PROBLÈME POSÉ A: Dans l'extrait consacré à Pélagie-Céleste, quelle somme annuelle était convenue pour la pension et l'entretien de la jeune fille ?
PROBLÈME POSÉ B: Poursuivez l'extrait consacré à Pélagie-Céleste en reprenant immédiatement après sa dernière phrase.

Pélagie-Céleste était-elle la fille illégitime d’un duc ou d’un procureur ?
Depuis plus de 40 ans, Yves Maudet, référence historique du BRHAM pour de nombreux Mauléonais, cherche, fouille, rassemble, et partage. Parmi ses innombrables trouvailles se trouvent les papiers de Baudry du Plessis, le régisseur du duché-pairie pour le compte de la famille de Châtillon. Le document dont il est question ici se trouverait aux Archives nationales.
La liasse contient plusieurs éléments dont une quittance qui éclaire un peu la vie quotidienne de nos ancêtres. Ainsi, en 1786, une lingère nommé Louise Turpault, reconnaît élever aux frais de l’administration, une jeune fille au moins depuis 1781.
L’ « Etat général de dépenses d’une fille naturelle nommée Pélagie-Céleste » qu’elle paraphe en témoigne.
« Je soussignée Louise Turpault, lingère, demeurant au bourg de Saint-Jouin-sous-Châtillon, reconnait avoir reçu de monsieur Baudry Duplessy receveur du Duché la somme de 600 livres pour cinq années de pension et entretien d’une fille naturelle nommée Pélagie-Céleste étant à la charge du domaine du Duché, les dites cinq années échues au 31 décembre dernier. De laquelle fille naturelle je me suis chargée de la part dudit Sr Baudry à raison de 120 livres par an pour tout salaire pour la nourrir et vêtir d’habillement et linges et lui fournir généralement tout ce qui sera à son usage jusqu’à ce qu’elle ait atteint l’âge de quatorze ans, m’étant de plus engagée de lui faire apprendre à lire et à écrire et même lui montrer mon métier de lingère lorsqu’elle aura l’âge requis. Suivant le marché fait entre nous dont quittance pour les cinq années audit Châtillon le 24 janvier 1786. »

ENTRÉES FOURNIES:
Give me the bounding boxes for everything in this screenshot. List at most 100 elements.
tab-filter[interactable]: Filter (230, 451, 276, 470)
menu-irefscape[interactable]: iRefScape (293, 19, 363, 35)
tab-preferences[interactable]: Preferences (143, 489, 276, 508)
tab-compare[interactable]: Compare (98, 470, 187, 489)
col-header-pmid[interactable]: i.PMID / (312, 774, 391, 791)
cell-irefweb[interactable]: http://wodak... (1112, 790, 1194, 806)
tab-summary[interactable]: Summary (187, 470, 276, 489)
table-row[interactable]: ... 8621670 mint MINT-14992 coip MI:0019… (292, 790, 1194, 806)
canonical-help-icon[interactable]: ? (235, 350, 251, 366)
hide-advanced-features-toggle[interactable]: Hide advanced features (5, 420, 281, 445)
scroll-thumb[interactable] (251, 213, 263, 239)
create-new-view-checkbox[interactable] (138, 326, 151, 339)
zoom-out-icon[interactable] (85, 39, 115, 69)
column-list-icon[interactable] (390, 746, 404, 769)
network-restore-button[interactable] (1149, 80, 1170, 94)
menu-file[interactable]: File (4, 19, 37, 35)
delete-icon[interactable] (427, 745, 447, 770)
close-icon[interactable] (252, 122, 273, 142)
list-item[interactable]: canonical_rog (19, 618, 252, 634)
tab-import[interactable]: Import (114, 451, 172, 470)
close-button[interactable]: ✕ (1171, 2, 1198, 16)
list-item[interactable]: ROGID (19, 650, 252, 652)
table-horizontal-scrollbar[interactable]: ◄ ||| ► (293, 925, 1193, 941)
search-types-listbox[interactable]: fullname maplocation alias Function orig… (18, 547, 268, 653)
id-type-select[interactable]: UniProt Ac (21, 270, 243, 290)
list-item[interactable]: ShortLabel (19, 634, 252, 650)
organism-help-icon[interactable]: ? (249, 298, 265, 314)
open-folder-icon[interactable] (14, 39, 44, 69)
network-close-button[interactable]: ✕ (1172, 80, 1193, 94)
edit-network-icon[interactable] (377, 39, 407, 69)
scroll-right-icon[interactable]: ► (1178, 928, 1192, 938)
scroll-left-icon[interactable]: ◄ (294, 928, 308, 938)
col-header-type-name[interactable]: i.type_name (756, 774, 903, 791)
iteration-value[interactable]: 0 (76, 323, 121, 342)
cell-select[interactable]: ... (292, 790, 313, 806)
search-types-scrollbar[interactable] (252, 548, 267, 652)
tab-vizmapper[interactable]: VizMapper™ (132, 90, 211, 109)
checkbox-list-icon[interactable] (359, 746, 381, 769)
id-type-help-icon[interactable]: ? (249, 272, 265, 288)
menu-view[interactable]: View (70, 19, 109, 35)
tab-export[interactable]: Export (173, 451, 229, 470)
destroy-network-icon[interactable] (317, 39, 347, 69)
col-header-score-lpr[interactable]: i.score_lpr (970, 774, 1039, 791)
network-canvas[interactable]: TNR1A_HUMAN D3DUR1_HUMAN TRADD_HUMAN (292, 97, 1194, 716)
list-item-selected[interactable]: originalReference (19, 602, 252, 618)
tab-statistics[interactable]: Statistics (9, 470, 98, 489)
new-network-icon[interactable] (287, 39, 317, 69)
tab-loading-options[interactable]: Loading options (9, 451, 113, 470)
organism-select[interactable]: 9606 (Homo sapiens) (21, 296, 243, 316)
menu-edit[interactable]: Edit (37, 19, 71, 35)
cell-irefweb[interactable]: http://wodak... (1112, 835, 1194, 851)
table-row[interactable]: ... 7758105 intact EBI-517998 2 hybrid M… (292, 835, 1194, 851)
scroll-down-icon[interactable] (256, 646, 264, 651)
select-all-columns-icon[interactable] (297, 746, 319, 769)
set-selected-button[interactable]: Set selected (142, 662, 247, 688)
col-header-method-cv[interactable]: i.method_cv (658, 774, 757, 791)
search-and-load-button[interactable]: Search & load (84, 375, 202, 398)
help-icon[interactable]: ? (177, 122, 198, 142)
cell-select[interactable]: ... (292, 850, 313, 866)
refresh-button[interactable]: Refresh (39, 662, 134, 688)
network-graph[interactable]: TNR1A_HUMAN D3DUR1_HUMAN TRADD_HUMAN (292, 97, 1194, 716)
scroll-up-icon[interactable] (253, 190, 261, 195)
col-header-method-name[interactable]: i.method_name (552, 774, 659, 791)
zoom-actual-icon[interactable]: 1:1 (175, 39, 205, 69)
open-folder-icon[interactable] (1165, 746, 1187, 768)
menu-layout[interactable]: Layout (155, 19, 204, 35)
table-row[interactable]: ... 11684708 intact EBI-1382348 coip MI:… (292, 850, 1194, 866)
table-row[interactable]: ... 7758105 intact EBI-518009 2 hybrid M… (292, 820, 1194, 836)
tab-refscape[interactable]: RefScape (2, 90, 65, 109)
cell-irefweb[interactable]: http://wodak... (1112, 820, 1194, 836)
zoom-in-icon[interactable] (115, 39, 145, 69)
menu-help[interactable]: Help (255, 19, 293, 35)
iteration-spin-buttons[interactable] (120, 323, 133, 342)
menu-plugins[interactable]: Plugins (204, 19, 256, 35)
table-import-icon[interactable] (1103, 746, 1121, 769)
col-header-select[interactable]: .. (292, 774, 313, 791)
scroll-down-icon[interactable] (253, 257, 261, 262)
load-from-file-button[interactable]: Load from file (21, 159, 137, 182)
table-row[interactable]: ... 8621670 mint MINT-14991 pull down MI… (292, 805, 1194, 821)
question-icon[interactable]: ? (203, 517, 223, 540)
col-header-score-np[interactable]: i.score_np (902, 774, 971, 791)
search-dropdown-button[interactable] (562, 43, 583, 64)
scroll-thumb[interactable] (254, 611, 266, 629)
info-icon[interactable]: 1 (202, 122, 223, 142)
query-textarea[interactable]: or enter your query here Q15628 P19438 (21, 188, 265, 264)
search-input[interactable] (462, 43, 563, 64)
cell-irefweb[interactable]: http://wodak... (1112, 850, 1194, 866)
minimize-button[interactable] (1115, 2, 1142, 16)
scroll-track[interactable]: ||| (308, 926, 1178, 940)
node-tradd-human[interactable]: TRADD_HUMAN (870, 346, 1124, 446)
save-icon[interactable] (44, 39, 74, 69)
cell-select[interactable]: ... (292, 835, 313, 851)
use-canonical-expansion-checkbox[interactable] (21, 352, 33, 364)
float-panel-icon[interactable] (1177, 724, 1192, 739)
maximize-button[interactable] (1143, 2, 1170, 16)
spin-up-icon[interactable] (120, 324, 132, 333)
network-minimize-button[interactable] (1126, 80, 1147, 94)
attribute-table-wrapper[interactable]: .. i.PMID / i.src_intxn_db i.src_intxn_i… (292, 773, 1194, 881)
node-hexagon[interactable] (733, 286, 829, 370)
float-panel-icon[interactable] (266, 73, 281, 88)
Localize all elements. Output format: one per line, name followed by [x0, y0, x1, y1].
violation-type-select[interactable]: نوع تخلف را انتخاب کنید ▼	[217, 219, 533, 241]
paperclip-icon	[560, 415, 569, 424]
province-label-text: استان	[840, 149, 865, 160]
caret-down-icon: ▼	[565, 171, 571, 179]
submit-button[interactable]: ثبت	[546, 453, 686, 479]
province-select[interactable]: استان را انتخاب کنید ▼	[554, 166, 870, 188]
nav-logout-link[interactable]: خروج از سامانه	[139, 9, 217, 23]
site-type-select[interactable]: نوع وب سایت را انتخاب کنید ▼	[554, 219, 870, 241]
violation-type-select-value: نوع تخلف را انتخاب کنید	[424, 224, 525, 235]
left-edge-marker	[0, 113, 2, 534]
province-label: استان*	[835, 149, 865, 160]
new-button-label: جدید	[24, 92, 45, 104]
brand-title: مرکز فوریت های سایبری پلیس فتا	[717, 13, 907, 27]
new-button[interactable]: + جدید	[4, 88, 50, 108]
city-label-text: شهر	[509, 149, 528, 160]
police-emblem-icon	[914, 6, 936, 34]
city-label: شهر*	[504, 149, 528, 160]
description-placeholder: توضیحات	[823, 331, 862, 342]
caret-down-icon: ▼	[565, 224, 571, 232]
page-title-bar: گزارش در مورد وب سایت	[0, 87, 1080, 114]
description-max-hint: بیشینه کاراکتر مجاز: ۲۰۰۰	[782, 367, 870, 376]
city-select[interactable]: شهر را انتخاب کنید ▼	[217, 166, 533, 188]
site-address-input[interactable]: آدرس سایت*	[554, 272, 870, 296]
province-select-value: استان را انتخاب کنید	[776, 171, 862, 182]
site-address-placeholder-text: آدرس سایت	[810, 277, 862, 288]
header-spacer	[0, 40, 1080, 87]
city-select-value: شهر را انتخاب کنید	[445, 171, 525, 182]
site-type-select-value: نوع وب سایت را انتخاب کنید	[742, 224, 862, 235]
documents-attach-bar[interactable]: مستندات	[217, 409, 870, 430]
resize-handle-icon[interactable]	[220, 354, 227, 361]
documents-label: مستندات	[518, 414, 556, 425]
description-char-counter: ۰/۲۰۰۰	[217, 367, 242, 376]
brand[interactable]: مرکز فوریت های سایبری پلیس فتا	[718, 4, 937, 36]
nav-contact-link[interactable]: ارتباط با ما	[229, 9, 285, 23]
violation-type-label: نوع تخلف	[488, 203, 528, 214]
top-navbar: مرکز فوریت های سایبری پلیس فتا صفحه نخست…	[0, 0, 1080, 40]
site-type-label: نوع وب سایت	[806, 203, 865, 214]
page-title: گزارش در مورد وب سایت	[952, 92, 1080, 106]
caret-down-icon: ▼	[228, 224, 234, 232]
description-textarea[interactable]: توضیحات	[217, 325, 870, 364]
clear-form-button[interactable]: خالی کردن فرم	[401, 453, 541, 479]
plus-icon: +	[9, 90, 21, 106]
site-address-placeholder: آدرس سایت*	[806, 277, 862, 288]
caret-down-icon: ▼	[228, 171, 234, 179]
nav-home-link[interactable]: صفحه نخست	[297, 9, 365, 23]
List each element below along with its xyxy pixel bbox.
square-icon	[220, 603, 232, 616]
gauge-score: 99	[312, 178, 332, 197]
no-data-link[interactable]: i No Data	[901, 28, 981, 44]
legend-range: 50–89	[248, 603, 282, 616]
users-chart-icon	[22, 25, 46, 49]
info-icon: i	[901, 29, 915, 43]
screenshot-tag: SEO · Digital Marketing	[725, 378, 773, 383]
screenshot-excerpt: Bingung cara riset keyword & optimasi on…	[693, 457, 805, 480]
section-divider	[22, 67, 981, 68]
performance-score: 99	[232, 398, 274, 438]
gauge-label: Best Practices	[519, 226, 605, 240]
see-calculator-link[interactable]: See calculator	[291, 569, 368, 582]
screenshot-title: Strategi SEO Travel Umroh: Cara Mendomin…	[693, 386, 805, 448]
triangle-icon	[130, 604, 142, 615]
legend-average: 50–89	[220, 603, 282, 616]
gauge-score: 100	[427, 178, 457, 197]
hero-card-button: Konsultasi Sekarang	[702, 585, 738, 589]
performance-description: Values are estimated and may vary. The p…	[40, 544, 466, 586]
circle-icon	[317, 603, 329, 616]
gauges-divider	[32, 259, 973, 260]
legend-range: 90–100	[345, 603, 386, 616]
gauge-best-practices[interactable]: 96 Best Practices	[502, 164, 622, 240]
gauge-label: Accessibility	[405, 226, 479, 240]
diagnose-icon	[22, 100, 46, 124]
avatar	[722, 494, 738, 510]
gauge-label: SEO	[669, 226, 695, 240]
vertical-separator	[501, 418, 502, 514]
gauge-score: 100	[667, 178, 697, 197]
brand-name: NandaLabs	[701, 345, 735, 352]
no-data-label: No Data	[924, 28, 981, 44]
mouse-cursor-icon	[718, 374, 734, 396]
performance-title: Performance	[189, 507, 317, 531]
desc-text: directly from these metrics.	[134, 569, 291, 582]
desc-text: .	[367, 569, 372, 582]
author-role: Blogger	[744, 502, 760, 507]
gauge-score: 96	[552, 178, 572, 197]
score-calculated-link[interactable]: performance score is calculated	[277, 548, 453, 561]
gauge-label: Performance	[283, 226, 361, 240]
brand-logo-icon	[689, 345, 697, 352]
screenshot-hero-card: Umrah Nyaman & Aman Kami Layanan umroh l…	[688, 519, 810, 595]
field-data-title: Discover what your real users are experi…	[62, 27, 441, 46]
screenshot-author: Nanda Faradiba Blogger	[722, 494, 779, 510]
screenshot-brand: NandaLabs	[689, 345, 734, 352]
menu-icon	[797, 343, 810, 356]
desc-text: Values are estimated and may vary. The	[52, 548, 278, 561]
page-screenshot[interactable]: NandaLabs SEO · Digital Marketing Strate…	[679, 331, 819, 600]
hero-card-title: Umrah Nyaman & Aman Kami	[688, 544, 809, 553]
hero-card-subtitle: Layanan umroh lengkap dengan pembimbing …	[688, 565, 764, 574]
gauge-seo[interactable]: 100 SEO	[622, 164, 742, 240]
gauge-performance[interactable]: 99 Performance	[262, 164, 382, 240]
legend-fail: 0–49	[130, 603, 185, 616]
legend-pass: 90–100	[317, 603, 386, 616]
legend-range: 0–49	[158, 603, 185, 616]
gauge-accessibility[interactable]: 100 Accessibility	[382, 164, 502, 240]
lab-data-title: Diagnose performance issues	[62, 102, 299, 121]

RÉSULTAT ATTENDU A: 120 livres par an.

RÉSULTAT ATTENDU B:
La signature Louise Turpault est d’une écriture différente et surtout moins assurée que celle du texte. Ce n’est assurément pas elle qui a rédigé la quittance mais plutôt le greffier ou Baudry du Plessis lui-même.
Qui peut être cette Louise Turpault ?
A cette époque, il n’en existe pas trente-six à Châtillon sur les 1200 habitants que nous avons identifiés. Il s’agit probablement de Louise Turpault née en 1755 à Saint-Jouin. Son père, Alexandre Turpault, est charpentier, sa mère s’appelle Perrine Jauzelon. Si Louise n’est pas connue comme lingère, sa soeur cadette Angélique (1767-1820) exerce cette activité.
Lorsqu’elle élève Pélagie-Céleste, Louise (1755-1835) est âgée de 30 ans. Elle n’est manifestement pas encore mariée. Elle n’épousera René Debry, maçon châtillonnais de 60 ans, qu’en 1803, à l’âge de 48 ans. Trop tard pour avoir un enfant ; nous ne lui en connaissons pas.
Le couple habitera plein centre, près des halles anciennes. A cette date du mariage, Pélagie-Céleste est présumée âgée d’une vingtaine d’années.
Enfant naturelle, nous n’avons, pour l’heure, aucune information la concernant. Tout juste peut on remarquer que Pélagie est le prénom portée aussi par la mère d’Alexandre-Pierre Baudry du Plessis. C’est peut être un hasard, mais ce prénom est par ailleurs fort peu porté à Châtillon. Et lorsqu’on croise une demoiselle Pélagie, il s’agit invariablement une fille de notable. A l’évidence le prénom est donné dans la bourgeoisie châtillonnaise. Quant au prénom Céleste il est encore moins courant à Châtillon. Là encore, il est choisi par les familles de notables.
Ce qui est aussi remarquable c’est d’avoir fait peser la charge du gîte, du couvert, de l’habillement et de l’éducation de cette enfant directement sur les comptes du Duché-Pairie, c’est à dire de la collectivité. Nous n’avons pas d’autres exemples. D’ordinaire, à cette époque, les orphelins sont soit pris en charge par des proches qui se font alors rembourser leurs frais sur les biens hérités des enfants. Soit pris en charge par les soeurs de La Sagesse à l’hôpital des indigents. Mais que le régisseur du duché-pairie se charge de conduire cette opération est, à notre connaissance, inédit.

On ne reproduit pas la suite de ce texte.